| DIRECTIONS |
The records that follow are to be transcribed in full, without their images.

| GIVEN ENTRIES |

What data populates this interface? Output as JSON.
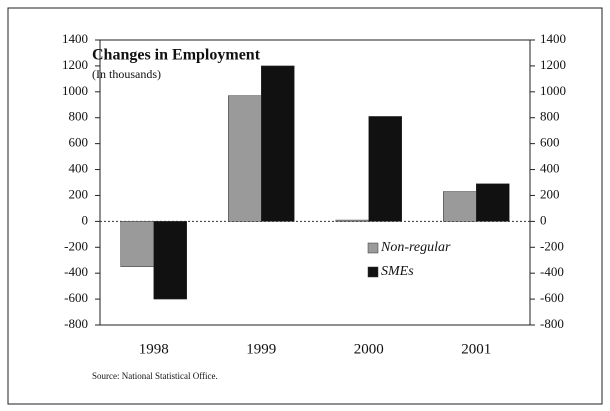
{
  "chart_data": {
    "type": "bar",
    "title": "Changes in Employment",
    "subtitle": "(In thousands)",
    "source": "Source: National Statistical Office.",
    "categories": [
      "1998",
      "1999",
      "2000",
      "2001"
    ],
    "series": [
      {
        "name": "Non-regular",
        "color": "#9a9a9a",
        "values": [
          -350,
          970,
          10,
          230
        ]
      },
      {
        "name": "SMEs",
        "color": "#111111",
        "values": [
          -600,
          1200,
          810,
          290
        ]
      }
    ],
    "ylim": [
      -800,
      1400
    ],
    "yticks": [
      -800,
      -600,
      -400,
      -200,
      0,
      200,
      400,
      600,
      800,
      1000,
      1200,
      1400
    ],
    "y2lim": [
      -800,
      1400
    ],
    "y2ticks": [
      -800,
      -600,
      -400,
      -200,
      0,
      200,
      400,
      600,
      800,
      1000,
      1200,
      1400
    ],
    "legend": "lower-right"
  }
}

| COMPLETE OUTPUT |
What data populates this interface? Output as JSON.
{
  "chart_data": {
    "type": "bar",
    "title": "Changes in Employment",
    "subtitle": "(In thousands)",
    "source": "Source: National Statistical Office.",
    "categories": [
      "1998",
      "1999",
      "2000",
      "2001"
    ],
    "series": [
      {
        "name": "Non-regular",
        "color": "#9a9a9a",
        "values": [
          -350,
          970,
          10,
          230
        ]
      },
      {
        "name": "SMEs",
        "color": "#111111",
        "values": [
          -600,
          1200,
          810,
          290
        ]
      }
    ],
    "ylim": [
      -800,
      1400
    ],
    "yticks": [
      -800,
      -600,
      -400,
      -200,
      0,
      200,
      400,
      600,
      800,
      1000,
      1200,
      1400
    ],
    "y2lim": [
      -800,
      1400
    ],
    "y2ticks": [
      -800,
      -600,
      -400,
      -200,
      0,
      200,
      400,
      600,
      800,
      1000,
      1200,
      1400
    ],
    "legend": "lower-right"
  }
}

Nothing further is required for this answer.